- [Records from a collection]
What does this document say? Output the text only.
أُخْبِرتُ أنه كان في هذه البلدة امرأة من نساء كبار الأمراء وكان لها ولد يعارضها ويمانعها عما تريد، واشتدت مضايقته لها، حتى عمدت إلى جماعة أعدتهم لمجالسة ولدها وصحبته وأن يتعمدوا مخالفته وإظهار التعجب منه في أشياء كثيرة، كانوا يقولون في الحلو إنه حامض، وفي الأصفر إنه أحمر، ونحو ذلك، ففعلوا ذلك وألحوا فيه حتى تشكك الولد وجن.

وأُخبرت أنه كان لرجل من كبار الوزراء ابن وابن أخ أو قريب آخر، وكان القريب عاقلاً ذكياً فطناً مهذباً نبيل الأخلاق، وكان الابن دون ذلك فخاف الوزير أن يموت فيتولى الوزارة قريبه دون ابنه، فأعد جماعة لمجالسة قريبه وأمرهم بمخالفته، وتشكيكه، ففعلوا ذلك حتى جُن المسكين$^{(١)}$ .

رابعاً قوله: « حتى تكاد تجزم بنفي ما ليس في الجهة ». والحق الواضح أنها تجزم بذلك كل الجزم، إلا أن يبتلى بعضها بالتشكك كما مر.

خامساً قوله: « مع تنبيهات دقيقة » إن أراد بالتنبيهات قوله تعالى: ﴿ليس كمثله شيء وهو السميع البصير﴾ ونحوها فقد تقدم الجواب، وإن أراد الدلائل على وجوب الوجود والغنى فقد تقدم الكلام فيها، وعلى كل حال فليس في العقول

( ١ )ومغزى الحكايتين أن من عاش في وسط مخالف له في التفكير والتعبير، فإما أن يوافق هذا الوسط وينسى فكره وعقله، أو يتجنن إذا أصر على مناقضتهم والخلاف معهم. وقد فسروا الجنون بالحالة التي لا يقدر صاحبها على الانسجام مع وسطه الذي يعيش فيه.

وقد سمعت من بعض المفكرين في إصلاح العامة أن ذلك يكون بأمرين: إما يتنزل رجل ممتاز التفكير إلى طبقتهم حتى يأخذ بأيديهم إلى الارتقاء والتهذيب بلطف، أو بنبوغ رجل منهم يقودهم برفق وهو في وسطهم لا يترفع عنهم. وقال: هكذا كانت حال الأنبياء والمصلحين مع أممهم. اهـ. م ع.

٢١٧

- [DIRECTION] Copy all lines from the material that hold "التفكير".

- [SOLUTION TO THIS TASK]
( ١ )ومغزى الحكايتين أن من عاش في وسط مخالف له في التفكير والتعبير، فإما أن يوافق هذا الوسط وينسى فكره وعقله، أو يتجنن إذا أصر على مناقضتهم والخلاف معهم. وقد فسروا الجنون بالحالة التي لا يقدر صاحبها على الانسجام مع وسطه الذي يعيش فيه.
وقد سمعت من بعض المفكرين في إصلاح العامة أن ذلك يكون بأمرين: إما يتنزل رجل ممتاز التفكير إلى طبقتهم حتى يأخذ بأيديهم إلى الارتقاء والتهذيب بلطف، أو بنبوغ رجل منهم يقودهم برفق وهو في وسطهم لا يترفع عنهم. وقال: هكذا كانت حال الأنبياء والمصلحين مع أممهم. اهـ. م ع.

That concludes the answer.